Given exercise –
Keep the pictures out of the copy and print all the entries below exactly.
----- Material for this exercise -----
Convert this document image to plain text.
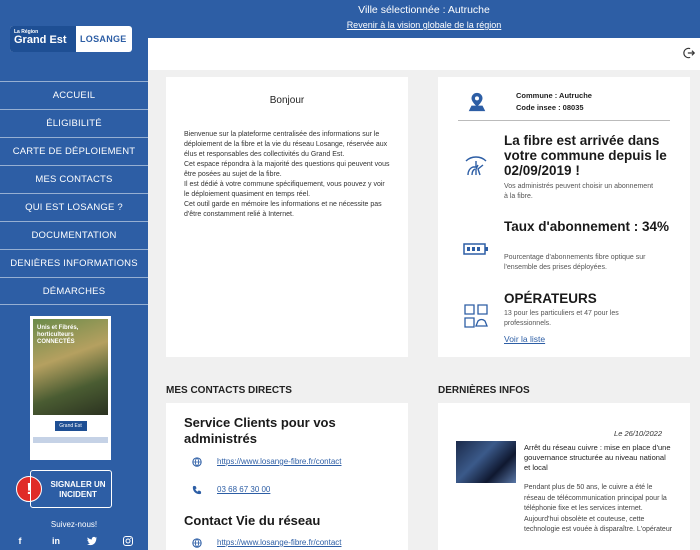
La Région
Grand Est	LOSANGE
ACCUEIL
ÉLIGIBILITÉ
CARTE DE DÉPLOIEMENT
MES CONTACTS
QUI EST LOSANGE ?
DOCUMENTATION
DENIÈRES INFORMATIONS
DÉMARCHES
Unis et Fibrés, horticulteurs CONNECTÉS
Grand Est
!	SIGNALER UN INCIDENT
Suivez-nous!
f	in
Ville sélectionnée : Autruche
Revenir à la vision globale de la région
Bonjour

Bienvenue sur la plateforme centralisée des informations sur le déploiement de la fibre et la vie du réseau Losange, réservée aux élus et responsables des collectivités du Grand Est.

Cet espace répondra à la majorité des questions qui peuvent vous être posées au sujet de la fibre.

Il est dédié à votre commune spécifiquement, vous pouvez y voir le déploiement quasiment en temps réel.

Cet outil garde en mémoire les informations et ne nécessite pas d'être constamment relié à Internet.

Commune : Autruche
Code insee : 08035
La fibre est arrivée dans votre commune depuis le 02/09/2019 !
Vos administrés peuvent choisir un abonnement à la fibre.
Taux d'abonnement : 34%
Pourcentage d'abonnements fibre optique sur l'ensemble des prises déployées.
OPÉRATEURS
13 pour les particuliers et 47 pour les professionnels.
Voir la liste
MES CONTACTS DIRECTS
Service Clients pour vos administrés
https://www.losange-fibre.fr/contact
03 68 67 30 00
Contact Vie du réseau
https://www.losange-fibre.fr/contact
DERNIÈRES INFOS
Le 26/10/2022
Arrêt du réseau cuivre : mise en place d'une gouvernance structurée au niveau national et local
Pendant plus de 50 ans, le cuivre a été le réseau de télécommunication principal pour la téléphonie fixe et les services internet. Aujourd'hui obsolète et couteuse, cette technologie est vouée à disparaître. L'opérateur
-----
Exercise result –
Convert this document image to plain text.
La Région
Grand Est	LOSANGE
ACCUEIL
ÉLIGIBILITÉ
CARTE DE DÉPLOIEMENT
MES CONTACTS
QUI EST LOSANGE ?
DOCUMENTATION
DENIÈRES INFORMATIONS
DÉMARCHES
Unis et Fibrés, horticulteurs CONNECTÉS
Grand Est
!	SIGNALER UN INCIDENT
Suivez-nous!
f	in
Ville sélectionnée : Autruche
Revenir à la vision globale de la région
Bonjour

Bienvenue sur la plateforme centralisée des informations sur le déploiement de la fibre et la vie du réseau Losange, réservée aux élus et responsables des collectivités du Grand Est.

Cet espace répondra à la majorité des questions qui peuvent vous être posées au sujet de la fibre.

Il est dédié à votre commune spécifiquement, vous pouvez y voir le déploiement quasiment en temps réel.

Cet outil garde en mémoire les informations et ne nécessite pas d'être constamment relié à Internet.

Commune : Autruche
Code insee : 08035
La fibre est arrivée dans votre commune depuis le 02/09/2019 !
Vos administrés peuvent choisir un abonnement à la fibre.
Taux d'abonnement : 34%
Pourcentage d'abonnements fibre optique sur l'ensemble des prises déployées.
OPÉRATEURS
13 pour les particuliers et 47 pour les professionnels.
Voir la liste
MES CONTACTS DIRECTS
Service Clients pour vos administrés
https://www.losange-fibre.fr/contact
03 68 67 30 00
Contact Vie du réseau
https://www.losange-fibre.fr/contact
DERNIÈRES INFOS
Le 26/10/2022
Arrêt du réseau cuivre : mise en place d'une gouvernance structurée au niveau national et local
Pendant plus de 50 ans, le cuivre a été le réseau de télécommunication principal pour la téléphonie fixe et les services internet. Aujourd'hui obsolète et couteuse, cette technologie est vouée à disparaître. L'opérateur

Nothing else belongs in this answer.